課題項目 1 - ライトバックの守備に関する原文から、「この記事では、ライトバックの」から「つまり、「見えないのは自分だけではない」というのがまず大事なポイントです。」までの全文を一字一句変えずに返してください。
課題項目 2 - ライトバックの守備に関する原文の表では、「外へ流れる助走」の状況で予測しやすいコースは何とされていますか。

原文 -

———

バレーボールでライトバックを守っていると、「ブロックでスパイカーの身体が見えない」という悩みを持つ選手は非常に多いです。
特にレフト攻撃に対する守備では、ブロッカーが視界に入ってしまい、身体の向きや腕の振りが見えなくなることがあります。
しかし、実際の上級者レシーバーは“見えている情報だけ”で守っている訳ではありません。
この記事では、ライトバックの選手がどこを見てレシーブしているのか、またスパイカーが見えない時の対処法について整理していきます。
ライトバックは「完全に見る」のが難しいポジション
まず前提として、ライトバックは最も“視界が遮られやすい”守備位置の一つです。
特に一枚ブロックの場合。
- ブロッカーの背中
- スパイカーの腕
- 助走の角度
などが重なり、スパイカー全体を見るのはかなり難しくなります。
つまり、「見えないのは自分だけではない」というのがまず大事なポイントです。
多くのライトバック選手は、“部分的な情報”からコースを予測しています。
実際は「トス」と「助走」でかなり読んでいる
上級者のレシーバーは、スパイカーの身体だけでなく、その前段階をかなり見ています。
例えば。
- セッターのトス位置
- トスの高さ
- 助走の入り方
- 踏み切り位置
- 打点の高さ
などです。
レフト攻撃でも。
| 状況 | 予測しやすいコース |
|---|---|
| 内側から助走 | クロス寄り |
| 外へ流れる助走 | ストレート寄り |
| 低いトス | 強打率高め |
| 乱れたトス | フェイント増加 |
など、ある程度の傾向があります。

———

抜粋データ -
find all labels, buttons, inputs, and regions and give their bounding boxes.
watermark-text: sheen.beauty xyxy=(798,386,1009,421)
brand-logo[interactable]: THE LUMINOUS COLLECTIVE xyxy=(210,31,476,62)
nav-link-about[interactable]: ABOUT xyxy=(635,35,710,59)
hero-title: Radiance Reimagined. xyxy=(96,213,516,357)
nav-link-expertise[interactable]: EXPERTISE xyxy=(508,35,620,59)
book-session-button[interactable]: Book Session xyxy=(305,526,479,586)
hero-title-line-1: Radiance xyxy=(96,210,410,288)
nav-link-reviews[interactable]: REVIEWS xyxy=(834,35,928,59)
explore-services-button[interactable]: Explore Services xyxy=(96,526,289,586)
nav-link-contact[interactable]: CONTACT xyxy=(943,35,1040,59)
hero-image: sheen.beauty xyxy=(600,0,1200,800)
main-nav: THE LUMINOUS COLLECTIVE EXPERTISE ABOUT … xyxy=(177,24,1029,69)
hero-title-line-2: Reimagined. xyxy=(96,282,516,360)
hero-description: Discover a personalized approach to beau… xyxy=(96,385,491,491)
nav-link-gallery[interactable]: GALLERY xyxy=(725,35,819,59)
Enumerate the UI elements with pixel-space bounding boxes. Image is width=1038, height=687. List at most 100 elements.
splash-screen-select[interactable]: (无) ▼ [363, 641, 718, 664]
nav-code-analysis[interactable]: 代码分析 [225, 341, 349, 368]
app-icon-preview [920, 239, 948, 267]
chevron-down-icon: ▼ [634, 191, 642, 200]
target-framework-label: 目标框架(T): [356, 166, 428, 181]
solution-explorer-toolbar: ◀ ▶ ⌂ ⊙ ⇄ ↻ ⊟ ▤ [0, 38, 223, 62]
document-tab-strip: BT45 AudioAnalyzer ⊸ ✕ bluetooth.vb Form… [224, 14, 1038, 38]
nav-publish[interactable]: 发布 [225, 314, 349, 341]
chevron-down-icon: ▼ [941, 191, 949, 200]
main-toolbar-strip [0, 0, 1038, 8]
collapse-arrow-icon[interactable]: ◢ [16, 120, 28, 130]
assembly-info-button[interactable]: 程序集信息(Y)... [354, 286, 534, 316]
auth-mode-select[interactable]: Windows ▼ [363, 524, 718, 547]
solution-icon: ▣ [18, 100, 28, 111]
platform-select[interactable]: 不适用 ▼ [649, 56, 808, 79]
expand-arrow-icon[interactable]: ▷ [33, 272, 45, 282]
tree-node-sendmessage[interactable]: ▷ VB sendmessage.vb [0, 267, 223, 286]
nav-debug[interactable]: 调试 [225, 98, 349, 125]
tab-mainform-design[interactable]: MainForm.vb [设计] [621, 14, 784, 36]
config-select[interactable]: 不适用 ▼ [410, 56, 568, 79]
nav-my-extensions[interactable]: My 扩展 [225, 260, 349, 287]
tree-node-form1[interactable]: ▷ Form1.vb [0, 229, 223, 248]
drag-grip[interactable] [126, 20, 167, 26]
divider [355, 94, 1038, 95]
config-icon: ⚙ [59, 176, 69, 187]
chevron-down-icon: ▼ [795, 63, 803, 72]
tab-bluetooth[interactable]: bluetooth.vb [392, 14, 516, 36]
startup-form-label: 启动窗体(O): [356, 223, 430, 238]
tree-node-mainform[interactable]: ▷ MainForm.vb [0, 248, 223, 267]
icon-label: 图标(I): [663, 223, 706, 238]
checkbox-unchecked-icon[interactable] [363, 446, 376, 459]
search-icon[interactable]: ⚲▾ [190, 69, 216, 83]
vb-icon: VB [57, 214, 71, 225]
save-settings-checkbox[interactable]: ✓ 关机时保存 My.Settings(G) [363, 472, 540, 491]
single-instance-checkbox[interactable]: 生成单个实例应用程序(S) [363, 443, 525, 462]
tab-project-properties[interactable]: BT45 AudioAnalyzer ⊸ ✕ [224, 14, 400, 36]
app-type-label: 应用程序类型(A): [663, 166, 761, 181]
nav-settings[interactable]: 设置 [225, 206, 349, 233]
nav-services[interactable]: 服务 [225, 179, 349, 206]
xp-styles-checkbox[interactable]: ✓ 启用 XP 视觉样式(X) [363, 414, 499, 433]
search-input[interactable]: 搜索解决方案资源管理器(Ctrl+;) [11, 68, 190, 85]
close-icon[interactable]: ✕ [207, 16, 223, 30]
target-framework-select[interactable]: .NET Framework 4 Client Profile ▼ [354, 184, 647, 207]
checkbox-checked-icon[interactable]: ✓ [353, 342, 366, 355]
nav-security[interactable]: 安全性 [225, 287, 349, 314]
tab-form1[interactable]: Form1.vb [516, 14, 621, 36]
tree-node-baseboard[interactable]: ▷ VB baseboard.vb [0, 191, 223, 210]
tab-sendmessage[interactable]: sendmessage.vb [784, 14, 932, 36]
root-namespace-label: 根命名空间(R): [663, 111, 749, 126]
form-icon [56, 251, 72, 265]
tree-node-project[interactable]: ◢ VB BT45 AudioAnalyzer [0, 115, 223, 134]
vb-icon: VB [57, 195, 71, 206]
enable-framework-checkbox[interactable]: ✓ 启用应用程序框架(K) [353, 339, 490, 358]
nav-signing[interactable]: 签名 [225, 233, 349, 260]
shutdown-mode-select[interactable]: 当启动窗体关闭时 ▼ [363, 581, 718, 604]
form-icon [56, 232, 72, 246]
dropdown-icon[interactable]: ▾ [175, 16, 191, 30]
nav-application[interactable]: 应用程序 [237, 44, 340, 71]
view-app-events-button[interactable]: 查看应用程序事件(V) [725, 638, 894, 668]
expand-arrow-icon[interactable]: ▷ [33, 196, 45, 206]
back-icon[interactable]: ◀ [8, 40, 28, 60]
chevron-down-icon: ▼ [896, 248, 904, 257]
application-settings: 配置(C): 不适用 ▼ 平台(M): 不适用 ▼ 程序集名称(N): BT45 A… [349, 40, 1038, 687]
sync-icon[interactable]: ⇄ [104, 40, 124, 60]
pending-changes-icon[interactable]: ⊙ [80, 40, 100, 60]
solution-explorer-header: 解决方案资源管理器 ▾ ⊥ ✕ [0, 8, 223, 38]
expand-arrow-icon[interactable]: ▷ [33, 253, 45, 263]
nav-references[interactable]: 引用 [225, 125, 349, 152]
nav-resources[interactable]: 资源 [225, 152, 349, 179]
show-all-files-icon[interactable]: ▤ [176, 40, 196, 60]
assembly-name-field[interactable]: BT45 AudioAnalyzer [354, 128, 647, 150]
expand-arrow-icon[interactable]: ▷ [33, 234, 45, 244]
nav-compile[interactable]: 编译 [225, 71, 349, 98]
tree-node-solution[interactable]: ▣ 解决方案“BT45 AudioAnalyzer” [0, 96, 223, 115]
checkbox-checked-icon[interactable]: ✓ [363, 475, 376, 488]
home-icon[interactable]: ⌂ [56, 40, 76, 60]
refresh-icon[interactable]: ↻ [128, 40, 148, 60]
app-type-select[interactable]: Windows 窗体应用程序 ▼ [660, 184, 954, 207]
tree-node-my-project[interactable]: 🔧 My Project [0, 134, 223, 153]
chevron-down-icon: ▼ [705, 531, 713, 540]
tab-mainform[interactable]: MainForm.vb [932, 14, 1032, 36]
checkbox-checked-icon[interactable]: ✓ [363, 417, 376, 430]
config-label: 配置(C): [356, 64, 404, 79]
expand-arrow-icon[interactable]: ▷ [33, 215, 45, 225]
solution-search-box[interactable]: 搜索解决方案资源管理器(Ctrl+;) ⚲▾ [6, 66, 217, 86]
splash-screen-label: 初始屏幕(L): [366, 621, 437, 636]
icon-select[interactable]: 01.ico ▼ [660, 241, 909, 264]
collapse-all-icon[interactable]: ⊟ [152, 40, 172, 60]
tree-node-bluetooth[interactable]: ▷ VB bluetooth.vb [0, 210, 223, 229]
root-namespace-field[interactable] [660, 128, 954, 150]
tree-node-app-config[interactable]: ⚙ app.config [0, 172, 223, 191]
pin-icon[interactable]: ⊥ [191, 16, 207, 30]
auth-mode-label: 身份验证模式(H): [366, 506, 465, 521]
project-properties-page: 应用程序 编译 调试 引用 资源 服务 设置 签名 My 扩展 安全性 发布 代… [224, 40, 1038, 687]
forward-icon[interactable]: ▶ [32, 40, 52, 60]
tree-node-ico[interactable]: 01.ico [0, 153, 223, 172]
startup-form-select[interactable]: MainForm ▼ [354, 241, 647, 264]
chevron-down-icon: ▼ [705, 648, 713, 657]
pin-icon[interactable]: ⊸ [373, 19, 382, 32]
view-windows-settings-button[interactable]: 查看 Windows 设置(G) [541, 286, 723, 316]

———

解答 1 -
この記事では、ライトバックの選手がどこを見てレシーブしているのか、またスパイカーが見えない時の対処法について整理していきます。
ライトバックは「完全に見る」のが難しいポジション
まず前提として、ライトバックは最も“視界が遮られやすい”守備位置の一つです。
特に一枚ブロックの場合。
- ブロッカーの背中
- スパイカーの腕
- 助走の角度
などが重なり、スパイカー全体を見るのはかなり難しくなります。
つまり、「見えないのは自分だけではない」というのがまず大事なポイントです。

解答 2 - ストレート寄り